| Annotated element listings |
------------------------------------------------------------

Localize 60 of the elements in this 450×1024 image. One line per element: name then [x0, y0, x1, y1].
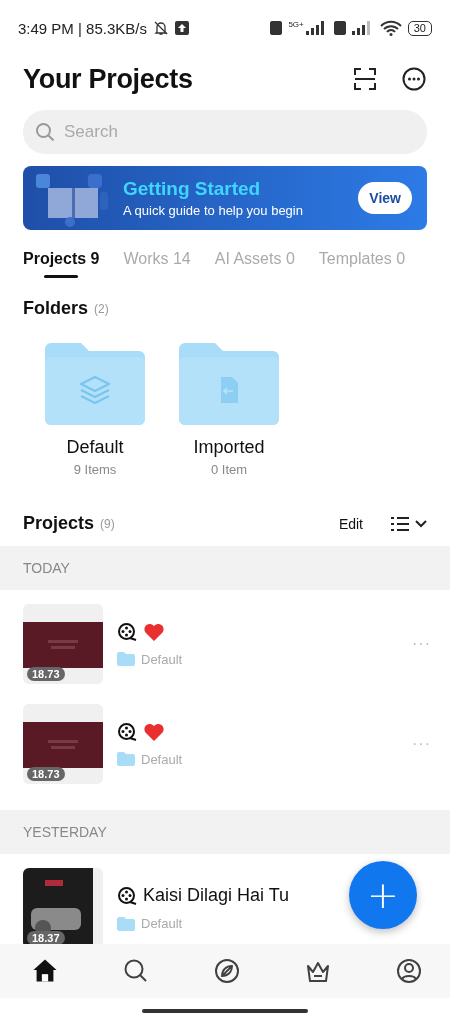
- tab[interactable]: Projects 9: [23, 250, 100, 278]
- list-view-button[interactable]: [391, 516, 427, 531]
- group-header: YESTERDAY: [0, 810, 450, 854]
- tab-underline: [44, 275, 79, 278]
- heart-icon: [143, 621, 165, 642]
- edit-button[interactable]: Edit: [338, 515, 363, 532]
- list-icon: [391, 516, 409, 531]
- scan-icon: [354, 68, 376, 90]
- nav-item[interactable]: [123, 958, 149, 984]
- folder-name: Imported: [193, 437, 265, 458]
- project-folder: Default: [141, 651, 183, 667]
- search-field[interactable]: Search: [23, 110, 427, 154]
- film-reel-icon: [117, 885, 137, 906]
- nav-item[interactable]: [396, 958, 422, 984]
- folder-count: 0 Item: [210, 462, 248, 477]
- view-button[interactable]: View: [358, 182, 412, 214]
- project-folder: Default: [141, 916, 183, 931]
- film-reel-icon: [117, 621, 137, 642]
- banner-subtitle: A quick guide to help you begin: [123, 203, 304, 218]
- chevron-down-icon: [415, 519, 427, 528]
- film-reel-icon: [117, 721, 137, 742]
- folder-item[interactable]: Imported 0 Item: [179, 343, 279, 477]
- duration-badge: 18.37: [27, 931, 65, 944]
- banner-card[interactable]: Getting Started A quick guide to help you begin View: [23, 166, 427, 230]
- heart-icon: [143, 721, 165, 742]
- bell-muted-icon: [152, 20, 169, 36]
- network-label: 5G+: [288, 20, 304, 29]
- battery-indicator: 30: [407, 20, 432, 36]
- section-count: (9): [100, 516, 115, 531]
- section-title: Projects: [23, 513, 95, 534]
- scan-button[interactable]: [354, 68, 376, 90]
- nav-item[interactable]: [214, 958, 240, 984]
- duration-badge: 18.73: [27, 767, 65, 781]
- sim-icon: [270, 21, 283, 35]
- search-icon: [123, 958, 149, 984]
- section-count: (2): [94, 301, 109, 316]
- duration-badge: 18.73: [27, 667, 65, 681]
- folder-icon: [45, 343, 145, 425]
- wifi-icon: [379, 20, 402, 36]
- more-button[interactable]: [402, 67, 426, 91]
- folder-icon: [179, 343, 279, 425]
- project-title: Kaisi Dilagi Hai Tu: [143, 885, 290, 906]
- folder-count: 9 Items: [73, 462, 117, 477]
- sim-icon: [333, 21, 346, 35]
- folder-icon: [117, 652, 135, 666]
- page-title: Your Projects: [23, 63, 194, 95]
- folder-icon: [117, 916, 135, 931]
- folder-icon: [117, 752, 135, 766]
- add-button[interactable]: +: [349, 861, 417, 929]
- folder-item[interactable]: Default 9 Items: [45, 343, 145, 477]
- upload-icon: [174, 21, 189, 35]
- compass-icon: [214, 958, 240, 984]
- group-header: TODAY: [0, 546, 450, 590]
- project-folder: Default: [141, 751, 183, 767]
- status-time: 3:49 PM | 85.3KB/s: [18, 19, 147, 37]
- profile-icon: [396, 958, 422, 984]
- folder-name: Default: [66, 437, 124, 458]
- banner-title: Getting Started: [123, 178, 262, 200]
- section-title: Folders: [23, 298, 88, 319]
- more-icon: [402, 67, 426, 91]
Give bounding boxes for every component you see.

------------------------------------------------------------

| PROBLEM TO WORK ON |
Please copy word for word the lines of the listing above, starting at the line that contains "- tab[interactable]: Projects" and stopping after the line that contains "- project-folder: Default: [141, 651, 183, 667]".

| SOLVED PROBLEM |
- tab[interactable]: Projects 9: [23, 250, 100, 278]
- list-view-button[interactable]: [391, 516, 427, 531]
- group-header: YESTERDAY: [0, 810, 450, 854]
- tab-underline: [44, 275, 79, 278]
- heart-icon: [143, 621, 165, 642]
- edit-button[interactable]: Edit: [338, 515, 363, 532]
- list-icon: [391, 516, 409, 531]
- scan-icon: [354, 68, 376, 90]
- nav-item[interactable]: [123, 958, 149, 984]
- folder-name: Imported: [193, 437, 265, 458]
- project-folder: Default: [141, 651, 183, 667]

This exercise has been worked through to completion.